### Supplied material
══════════
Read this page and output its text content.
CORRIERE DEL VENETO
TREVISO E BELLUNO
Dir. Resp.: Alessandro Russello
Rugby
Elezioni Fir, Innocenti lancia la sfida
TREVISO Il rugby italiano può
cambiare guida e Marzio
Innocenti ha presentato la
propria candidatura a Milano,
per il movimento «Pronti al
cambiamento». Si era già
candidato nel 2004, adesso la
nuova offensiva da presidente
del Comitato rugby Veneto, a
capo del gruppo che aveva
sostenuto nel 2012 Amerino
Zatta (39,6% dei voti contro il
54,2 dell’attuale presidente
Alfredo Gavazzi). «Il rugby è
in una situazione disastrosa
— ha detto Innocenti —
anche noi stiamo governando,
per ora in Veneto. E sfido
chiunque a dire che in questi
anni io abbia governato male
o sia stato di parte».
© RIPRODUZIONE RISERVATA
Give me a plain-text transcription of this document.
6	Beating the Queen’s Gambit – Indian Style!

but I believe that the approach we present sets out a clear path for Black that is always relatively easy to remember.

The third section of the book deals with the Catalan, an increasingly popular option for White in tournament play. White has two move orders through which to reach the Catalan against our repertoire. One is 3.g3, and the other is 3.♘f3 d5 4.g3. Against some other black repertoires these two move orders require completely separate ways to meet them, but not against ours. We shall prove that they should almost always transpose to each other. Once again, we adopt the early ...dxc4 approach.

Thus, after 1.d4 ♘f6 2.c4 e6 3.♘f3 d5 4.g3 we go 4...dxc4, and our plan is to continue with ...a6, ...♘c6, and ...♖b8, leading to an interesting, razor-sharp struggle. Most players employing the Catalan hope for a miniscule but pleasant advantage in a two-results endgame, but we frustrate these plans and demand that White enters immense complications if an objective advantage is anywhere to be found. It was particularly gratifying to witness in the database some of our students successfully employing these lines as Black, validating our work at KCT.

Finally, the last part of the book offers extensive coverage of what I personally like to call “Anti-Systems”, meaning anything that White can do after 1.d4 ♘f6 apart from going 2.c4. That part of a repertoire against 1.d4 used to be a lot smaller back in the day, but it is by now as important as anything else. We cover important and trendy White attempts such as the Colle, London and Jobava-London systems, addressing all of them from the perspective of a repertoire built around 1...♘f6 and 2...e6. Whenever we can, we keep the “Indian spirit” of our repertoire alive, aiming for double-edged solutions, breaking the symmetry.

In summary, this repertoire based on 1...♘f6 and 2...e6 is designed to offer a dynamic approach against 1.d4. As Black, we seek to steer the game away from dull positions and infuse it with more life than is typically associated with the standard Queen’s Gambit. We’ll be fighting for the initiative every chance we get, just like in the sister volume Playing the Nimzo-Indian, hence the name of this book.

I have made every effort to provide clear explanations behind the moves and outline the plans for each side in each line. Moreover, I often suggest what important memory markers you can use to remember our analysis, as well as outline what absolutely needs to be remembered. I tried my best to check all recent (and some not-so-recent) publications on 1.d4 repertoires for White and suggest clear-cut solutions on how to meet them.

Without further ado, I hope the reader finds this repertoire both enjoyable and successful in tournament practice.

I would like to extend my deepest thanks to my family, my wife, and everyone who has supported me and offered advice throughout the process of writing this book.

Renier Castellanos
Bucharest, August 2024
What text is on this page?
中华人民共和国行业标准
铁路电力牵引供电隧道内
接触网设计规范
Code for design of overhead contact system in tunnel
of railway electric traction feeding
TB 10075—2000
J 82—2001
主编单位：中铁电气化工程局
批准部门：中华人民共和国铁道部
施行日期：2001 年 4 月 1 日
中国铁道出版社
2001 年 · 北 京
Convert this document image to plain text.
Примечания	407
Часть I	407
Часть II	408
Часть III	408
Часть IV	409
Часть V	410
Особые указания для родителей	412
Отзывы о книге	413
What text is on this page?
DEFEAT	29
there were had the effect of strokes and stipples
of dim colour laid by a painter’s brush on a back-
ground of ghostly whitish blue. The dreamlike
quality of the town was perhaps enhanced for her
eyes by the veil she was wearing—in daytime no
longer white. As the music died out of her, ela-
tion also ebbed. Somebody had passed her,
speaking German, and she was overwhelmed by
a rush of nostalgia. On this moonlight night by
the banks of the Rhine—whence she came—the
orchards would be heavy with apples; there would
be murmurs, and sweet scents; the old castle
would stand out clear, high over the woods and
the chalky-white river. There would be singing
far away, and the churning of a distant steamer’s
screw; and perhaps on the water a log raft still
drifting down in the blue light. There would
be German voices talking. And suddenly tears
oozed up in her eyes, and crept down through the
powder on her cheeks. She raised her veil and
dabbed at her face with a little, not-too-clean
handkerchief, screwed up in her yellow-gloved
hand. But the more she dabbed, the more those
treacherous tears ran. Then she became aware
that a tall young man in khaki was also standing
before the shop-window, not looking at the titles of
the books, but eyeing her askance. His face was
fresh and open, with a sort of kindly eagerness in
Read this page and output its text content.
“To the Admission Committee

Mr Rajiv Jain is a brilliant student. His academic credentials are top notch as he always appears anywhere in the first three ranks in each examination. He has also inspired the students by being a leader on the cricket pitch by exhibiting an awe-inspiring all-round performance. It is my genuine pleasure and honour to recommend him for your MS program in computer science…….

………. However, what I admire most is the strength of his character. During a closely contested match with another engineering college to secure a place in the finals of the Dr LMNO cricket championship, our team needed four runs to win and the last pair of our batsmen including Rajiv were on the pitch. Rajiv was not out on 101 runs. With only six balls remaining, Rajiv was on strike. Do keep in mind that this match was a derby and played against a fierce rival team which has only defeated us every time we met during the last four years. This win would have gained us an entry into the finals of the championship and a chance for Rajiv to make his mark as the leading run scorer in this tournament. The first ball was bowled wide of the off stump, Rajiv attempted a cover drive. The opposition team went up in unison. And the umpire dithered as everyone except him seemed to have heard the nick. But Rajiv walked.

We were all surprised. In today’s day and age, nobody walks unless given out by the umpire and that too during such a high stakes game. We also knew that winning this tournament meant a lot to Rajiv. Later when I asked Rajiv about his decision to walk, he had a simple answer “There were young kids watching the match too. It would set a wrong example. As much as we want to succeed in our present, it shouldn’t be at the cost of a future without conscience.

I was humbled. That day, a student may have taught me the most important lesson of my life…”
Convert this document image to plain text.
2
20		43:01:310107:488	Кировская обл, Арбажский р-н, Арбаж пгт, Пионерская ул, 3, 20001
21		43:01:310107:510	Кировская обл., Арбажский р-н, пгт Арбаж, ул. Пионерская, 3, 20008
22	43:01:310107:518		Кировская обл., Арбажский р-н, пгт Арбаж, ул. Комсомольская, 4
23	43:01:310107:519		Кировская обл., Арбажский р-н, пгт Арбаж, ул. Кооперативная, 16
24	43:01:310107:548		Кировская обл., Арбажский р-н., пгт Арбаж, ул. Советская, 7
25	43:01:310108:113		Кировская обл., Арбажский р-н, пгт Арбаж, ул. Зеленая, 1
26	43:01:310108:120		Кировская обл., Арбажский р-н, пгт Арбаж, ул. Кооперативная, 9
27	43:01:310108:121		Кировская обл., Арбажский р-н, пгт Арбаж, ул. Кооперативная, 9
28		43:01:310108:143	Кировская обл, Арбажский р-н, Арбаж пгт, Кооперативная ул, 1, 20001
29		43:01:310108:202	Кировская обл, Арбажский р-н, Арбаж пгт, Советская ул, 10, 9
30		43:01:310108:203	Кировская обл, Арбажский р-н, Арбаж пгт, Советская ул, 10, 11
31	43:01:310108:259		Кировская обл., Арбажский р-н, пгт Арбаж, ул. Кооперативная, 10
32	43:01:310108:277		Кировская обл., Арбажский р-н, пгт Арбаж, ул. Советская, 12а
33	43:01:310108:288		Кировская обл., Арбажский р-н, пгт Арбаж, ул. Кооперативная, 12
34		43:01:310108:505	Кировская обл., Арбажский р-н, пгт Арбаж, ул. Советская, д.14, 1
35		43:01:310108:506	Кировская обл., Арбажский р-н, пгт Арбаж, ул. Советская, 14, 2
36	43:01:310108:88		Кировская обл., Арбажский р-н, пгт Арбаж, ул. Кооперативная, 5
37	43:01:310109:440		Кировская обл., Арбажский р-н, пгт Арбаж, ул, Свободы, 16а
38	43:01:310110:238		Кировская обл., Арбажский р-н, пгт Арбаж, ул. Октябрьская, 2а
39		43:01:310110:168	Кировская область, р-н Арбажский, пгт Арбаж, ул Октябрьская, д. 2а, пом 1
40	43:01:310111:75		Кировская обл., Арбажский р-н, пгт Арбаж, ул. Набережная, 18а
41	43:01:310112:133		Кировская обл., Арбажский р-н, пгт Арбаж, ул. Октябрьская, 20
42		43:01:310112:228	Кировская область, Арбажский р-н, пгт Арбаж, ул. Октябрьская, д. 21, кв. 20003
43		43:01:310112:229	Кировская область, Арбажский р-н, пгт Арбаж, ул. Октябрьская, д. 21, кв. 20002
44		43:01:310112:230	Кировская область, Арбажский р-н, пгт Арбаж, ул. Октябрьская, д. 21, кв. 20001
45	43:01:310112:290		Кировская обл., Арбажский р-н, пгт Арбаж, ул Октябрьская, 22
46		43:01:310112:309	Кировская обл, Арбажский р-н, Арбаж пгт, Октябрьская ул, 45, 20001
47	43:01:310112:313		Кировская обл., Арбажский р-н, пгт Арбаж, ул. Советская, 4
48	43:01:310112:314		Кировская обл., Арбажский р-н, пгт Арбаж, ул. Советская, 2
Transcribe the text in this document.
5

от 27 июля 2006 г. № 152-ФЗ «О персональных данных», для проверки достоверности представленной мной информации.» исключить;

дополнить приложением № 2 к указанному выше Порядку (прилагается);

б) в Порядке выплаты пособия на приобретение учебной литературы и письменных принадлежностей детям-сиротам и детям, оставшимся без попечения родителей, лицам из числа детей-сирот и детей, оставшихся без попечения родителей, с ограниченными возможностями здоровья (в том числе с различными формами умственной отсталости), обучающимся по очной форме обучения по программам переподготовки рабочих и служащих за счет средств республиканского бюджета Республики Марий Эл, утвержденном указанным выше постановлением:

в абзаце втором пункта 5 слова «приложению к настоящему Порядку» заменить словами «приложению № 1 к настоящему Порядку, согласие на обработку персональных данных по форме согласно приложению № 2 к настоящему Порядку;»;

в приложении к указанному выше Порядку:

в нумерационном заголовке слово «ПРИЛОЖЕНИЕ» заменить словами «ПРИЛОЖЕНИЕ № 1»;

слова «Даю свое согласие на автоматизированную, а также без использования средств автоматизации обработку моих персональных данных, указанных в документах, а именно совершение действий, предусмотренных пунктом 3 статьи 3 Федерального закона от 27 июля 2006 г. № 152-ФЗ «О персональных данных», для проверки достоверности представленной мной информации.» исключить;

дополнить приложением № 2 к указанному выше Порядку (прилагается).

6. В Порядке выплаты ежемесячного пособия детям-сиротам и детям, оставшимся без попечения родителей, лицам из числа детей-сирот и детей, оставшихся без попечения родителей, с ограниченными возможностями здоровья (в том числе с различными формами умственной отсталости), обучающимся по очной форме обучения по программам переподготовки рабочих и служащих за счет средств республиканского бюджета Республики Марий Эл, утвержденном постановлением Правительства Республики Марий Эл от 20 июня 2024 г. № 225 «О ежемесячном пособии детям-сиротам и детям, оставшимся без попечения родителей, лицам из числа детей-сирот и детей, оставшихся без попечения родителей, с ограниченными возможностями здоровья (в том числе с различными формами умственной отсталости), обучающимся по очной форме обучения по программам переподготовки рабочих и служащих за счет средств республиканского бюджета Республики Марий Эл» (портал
══════════
### Objective
Find each line holding the string "информации" and copy it out.

### Correct output
от 27 июля 2006 г. № 152-ФЗ «О персональных данных», для проверки достоверности представленной мной информации.» исключить;
слова «Даю свое согласие на автоматизированную, а также без использования средств автоматизации обработку моих персональных данных, указанных в документах, а именно совершение действий, предусмотренных пунктом 3 статьи 3 Федерального закона от 27 июля 2006 г. № 152-ФЗ «О персональных данных», для проверки достоверности представленной мной информации.» исключить;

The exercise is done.